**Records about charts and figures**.

───

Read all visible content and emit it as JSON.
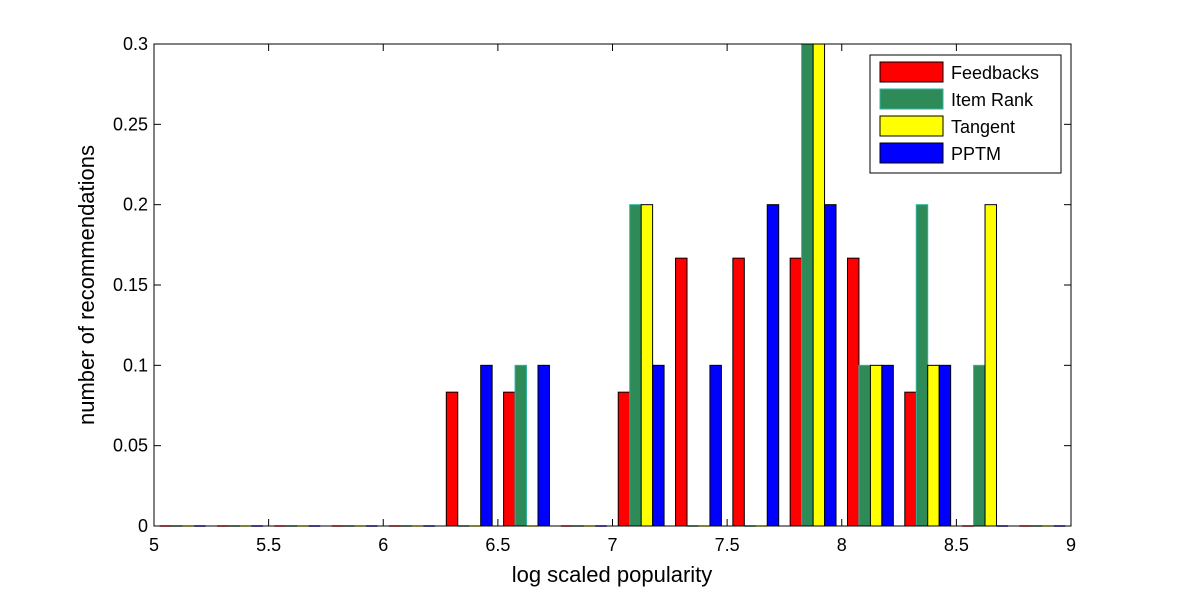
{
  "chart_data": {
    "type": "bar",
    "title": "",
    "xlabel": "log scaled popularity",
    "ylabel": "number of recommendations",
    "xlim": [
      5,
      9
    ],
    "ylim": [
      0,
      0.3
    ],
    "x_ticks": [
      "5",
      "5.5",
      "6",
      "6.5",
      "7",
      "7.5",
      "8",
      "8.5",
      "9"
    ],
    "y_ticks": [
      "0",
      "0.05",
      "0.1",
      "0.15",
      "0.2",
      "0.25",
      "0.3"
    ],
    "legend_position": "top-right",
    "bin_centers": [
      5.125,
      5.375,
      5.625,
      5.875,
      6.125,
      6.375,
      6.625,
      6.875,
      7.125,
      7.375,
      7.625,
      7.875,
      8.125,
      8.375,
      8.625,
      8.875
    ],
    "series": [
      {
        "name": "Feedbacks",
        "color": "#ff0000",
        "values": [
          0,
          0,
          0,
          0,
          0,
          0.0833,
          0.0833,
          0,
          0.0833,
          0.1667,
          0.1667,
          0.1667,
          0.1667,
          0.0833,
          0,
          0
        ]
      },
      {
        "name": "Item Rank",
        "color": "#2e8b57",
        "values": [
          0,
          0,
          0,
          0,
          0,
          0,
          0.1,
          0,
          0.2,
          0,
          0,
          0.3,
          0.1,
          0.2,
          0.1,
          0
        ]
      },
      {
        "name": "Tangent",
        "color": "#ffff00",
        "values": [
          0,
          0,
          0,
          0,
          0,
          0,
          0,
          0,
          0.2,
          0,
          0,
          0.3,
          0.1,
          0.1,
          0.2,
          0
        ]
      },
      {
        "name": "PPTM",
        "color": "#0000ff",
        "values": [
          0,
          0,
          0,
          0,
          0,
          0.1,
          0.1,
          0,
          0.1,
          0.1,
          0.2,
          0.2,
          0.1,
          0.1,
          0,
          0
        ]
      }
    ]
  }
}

───

**Directions**.
Pick out every line holding the string "name" and return it.

**Answer to this task**.
        "name": "Feedbacks",
        "name": "Item Rank",
        "name": "Tangent",
        "name": "PPTM",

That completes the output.